## START DATASET RECORDS

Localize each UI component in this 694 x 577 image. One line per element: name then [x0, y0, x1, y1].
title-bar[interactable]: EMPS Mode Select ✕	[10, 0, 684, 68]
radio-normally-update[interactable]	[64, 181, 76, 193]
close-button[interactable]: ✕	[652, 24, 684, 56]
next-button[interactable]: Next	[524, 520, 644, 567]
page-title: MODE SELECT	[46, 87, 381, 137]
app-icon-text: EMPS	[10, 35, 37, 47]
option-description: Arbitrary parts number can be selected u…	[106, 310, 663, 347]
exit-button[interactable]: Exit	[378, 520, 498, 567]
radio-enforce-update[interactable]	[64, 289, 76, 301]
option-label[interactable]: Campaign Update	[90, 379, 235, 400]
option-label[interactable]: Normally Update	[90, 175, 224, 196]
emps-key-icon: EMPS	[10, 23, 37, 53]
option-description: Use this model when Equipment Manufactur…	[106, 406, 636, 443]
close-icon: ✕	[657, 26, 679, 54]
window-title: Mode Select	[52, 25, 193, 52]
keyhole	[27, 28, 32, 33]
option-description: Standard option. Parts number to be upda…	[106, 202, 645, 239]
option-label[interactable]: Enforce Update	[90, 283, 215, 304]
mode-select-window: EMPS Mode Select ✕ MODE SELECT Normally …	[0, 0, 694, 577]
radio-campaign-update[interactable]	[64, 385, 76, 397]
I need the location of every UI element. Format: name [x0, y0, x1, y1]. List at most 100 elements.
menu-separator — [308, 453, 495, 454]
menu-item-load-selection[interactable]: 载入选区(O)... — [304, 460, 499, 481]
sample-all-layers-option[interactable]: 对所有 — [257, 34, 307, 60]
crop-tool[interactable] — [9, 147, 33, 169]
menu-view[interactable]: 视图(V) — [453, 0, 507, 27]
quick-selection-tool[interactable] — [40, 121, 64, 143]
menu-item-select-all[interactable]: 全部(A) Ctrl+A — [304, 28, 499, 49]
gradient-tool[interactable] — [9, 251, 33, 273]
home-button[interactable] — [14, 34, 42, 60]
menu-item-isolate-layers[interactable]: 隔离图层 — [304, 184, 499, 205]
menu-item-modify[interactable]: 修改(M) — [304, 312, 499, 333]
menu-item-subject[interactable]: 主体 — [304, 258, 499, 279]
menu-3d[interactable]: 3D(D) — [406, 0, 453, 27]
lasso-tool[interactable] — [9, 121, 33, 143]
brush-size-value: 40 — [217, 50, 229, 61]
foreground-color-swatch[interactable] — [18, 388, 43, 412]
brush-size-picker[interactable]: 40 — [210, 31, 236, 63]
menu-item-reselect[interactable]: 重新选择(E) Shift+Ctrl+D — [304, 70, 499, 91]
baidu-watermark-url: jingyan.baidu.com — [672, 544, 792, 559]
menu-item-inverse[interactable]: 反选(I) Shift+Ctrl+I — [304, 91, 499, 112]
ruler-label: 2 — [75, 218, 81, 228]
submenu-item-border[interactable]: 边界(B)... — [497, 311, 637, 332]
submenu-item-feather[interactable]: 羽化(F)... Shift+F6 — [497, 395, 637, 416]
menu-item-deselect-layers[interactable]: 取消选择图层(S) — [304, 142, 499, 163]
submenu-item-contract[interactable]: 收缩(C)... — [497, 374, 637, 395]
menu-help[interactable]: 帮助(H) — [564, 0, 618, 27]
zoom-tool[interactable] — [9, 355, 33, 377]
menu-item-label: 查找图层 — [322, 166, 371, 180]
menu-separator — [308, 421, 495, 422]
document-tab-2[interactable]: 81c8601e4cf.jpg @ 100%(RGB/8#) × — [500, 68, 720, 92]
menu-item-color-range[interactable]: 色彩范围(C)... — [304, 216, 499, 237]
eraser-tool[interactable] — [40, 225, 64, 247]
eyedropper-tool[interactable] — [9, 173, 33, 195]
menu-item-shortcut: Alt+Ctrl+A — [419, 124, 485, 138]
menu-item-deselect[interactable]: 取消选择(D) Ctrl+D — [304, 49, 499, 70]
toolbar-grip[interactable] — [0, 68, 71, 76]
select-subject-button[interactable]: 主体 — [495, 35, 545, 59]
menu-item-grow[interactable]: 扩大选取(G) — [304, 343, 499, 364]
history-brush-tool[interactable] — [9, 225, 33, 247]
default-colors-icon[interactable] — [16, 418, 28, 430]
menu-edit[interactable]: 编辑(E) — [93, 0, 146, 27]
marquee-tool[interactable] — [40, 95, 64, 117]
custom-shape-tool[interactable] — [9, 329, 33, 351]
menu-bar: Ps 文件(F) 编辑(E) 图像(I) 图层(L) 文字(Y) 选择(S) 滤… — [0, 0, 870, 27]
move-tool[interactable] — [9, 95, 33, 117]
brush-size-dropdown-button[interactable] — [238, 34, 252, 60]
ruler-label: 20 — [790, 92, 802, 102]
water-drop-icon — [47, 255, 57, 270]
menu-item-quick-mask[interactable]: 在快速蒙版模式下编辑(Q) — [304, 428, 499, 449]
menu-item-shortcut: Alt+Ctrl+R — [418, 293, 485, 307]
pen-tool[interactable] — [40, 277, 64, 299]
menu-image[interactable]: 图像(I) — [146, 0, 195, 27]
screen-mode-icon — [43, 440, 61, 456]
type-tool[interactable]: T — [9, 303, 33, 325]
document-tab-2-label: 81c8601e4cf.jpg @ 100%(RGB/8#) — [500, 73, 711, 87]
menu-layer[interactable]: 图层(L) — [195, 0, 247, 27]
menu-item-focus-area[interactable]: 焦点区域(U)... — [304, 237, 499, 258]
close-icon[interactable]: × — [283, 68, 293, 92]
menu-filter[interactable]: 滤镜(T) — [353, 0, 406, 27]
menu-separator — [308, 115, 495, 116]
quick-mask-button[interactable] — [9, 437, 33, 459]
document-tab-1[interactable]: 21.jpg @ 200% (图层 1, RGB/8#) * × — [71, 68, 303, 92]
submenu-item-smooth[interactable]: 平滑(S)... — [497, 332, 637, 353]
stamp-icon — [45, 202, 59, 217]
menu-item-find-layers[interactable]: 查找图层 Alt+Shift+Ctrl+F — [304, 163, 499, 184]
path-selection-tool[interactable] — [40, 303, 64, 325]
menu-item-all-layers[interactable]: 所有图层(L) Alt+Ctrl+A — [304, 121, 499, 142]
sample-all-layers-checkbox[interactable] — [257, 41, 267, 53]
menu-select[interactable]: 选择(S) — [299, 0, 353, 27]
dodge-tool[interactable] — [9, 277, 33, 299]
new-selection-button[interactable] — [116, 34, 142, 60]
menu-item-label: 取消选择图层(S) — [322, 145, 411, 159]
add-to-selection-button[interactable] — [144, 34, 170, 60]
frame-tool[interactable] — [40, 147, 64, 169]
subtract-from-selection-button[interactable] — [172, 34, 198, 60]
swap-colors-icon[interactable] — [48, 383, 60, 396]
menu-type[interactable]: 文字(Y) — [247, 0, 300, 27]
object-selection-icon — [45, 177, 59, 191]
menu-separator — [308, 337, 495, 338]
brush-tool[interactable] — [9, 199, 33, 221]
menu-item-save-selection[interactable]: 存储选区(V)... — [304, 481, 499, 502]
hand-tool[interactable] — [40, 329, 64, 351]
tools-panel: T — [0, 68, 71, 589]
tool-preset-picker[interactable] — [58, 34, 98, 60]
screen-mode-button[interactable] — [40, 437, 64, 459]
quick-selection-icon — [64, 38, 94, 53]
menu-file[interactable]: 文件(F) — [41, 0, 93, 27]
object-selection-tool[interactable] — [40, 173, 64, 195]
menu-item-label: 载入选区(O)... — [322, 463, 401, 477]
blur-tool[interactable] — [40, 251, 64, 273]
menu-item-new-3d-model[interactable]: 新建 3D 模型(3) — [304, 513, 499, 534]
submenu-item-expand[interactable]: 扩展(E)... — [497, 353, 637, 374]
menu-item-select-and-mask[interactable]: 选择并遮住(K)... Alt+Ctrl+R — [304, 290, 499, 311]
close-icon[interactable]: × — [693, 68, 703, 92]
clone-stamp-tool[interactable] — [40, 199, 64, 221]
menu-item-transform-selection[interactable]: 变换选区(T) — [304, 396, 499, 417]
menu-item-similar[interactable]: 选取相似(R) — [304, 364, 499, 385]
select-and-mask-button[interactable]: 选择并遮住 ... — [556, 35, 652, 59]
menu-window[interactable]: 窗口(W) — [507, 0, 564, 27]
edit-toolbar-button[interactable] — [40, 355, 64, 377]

## END DATASET RECORDS

EXERCISE DETAILS: Reproduce, character for character, the part of the rows that opens with their first line and closes with the line containing "283, 215, 304]", including both of those lines.

SOLUTION FOR THIS TASK:
Localize each UI component in this 694 x 577 image. One line per element: name then [x0, y0, x1, y1].
title-bar[interactable]: EMPS Mode Select ✕	[10, 0, 684, 68]
radio-normally-update[interactable]	[64, 181, 76, 193]
close-button[interactable]: ✕	[652, 24, 684, 56]
next-button[interactable]: Next	[524, 520, 644, 567]
page-title: MODE SELECT	[46, 87, 381, 137]
app-icon-text: EMPS	[10, 35, 37, 47]
option-description: Arbitrary parts number can be selected u…	[106, 310, 663, 347]
exit-button[interactable]: Exit	[378, 520, 498, 567]
radio-enforce-update[interactable]	[64, 289, 76, 301]
option-label[interactable]: Campaign Update	[90, 379, 235, 400]
option-label[interactable]: Normally Update	[90, 175, 224, 196]
emps-key-icon: EMPS	[10, 23, 37, 53]
option-description: Use this model when Equipment Manufactur…	[106, 406, 636, 443]
close-icon: ✕	[657, 26, 679, 54]
window-title: Mode Select	[52, 25, 193, 52]
keyhole	[27, 28, 32, 33]
option-description: Standard option. Parts number to be upda…	[106, 202, 645, 239]
option-label[interactable]: Enforce Update	[90, 283, 215, 304]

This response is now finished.